WRITTEN INSTRUCTION
Faithfully return all lines, omitting every embedded picture.

• • • • • • •

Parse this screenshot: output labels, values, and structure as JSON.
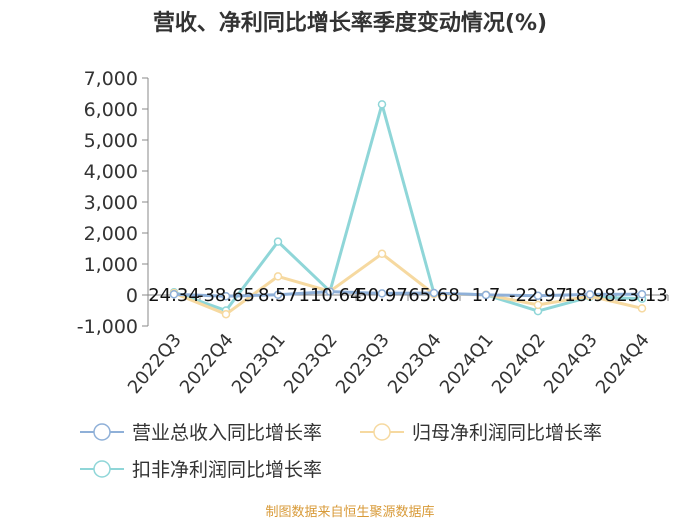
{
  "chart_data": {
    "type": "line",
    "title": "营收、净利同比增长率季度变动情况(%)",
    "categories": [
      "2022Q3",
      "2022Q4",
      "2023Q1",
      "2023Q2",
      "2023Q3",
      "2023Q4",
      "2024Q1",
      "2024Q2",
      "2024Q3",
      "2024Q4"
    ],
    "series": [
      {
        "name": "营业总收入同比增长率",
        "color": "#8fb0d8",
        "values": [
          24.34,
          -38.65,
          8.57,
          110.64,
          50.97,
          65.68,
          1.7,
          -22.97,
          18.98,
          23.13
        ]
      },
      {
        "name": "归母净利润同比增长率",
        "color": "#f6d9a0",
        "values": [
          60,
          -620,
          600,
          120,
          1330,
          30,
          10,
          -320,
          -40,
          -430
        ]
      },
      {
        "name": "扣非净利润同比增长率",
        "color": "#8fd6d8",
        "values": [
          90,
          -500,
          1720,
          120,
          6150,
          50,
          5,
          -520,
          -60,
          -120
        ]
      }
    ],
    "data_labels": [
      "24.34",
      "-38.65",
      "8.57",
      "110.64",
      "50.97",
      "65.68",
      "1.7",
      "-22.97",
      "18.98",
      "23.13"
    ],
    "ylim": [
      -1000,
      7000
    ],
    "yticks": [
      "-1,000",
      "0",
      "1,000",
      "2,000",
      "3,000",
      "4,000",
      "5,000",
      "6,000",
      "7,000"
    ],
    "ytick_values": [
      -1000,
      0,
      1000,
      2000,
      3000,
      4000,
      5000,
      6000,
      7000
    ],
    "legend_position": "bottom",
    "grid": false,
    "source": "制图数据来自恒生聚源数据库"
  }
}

• • • • • • •

WRITTEN REPLY
Parse this screenshot: output labels, values, and structure as JSON.
{
  "chart_data": {
    "type": "line",
    "title": "营收、净利同比增长率季度变动情况(%)",
    "categories": [
      "2022Q3",
      "2022Q4",
      "2023Q1",
      "2023Q2",
      "2023Q3",
      "2023Q4",
      "2024Q1",
      "2024Q2",
      "2024Q3",
      "2024Q4"
    ],
    "series": [
      {
        "name": "营业总收入同比增长率",
        "color": "#8fb0d8",
        "values": [
          24.34,
          -38.65,
          8.57,
          110.64,
          50.97,
          65.68,
          1.7,
          -22.97,
          18.98,
          23.13
        ]
      },
      {
        "name": "归母净利润同比增长率",
        "color": "#f6d9a0",
        "values": [
          60,
          -620,
          600,
          120,
          1330,
          30,
          10,
          -320,
          -40,
          -430
        ]
      },
      {
        "name": "扣非净利润同比增长率",
        "color": "#8fd6d8",
        "values": [
          90,
          -500,
          1720,
          120,
          6150,
          50,
          5,
          -520,
          -60,
          -120
        ]
      }
    ],
    "data_labels": [
      "24.34",
      "-38.65",
      "8.57",
      "110.64",
      "50.97",
      "65.68",
      "1.7",
      "-22.97",
      "18.98",
      "23.13"
    ],
    "ylim": [
      -1000,
      7000
    ],
    "yticks": [
      "-1,000",
      "0",
      "1,000",
      "2,000",
      "3,000",
      "4,000",
      "5,000",
      "6,000",
      "7,000"
    ],
    "ytick_values": [
      -1000,
      0,
      1000,
      2000,
      3000,
      4000,
      5000,
      6000,
      7000
    ],
    "legend_position": "bottom",
    "grid": false,
    "source": "制图数据来自恒生聚源数据库"
  }
}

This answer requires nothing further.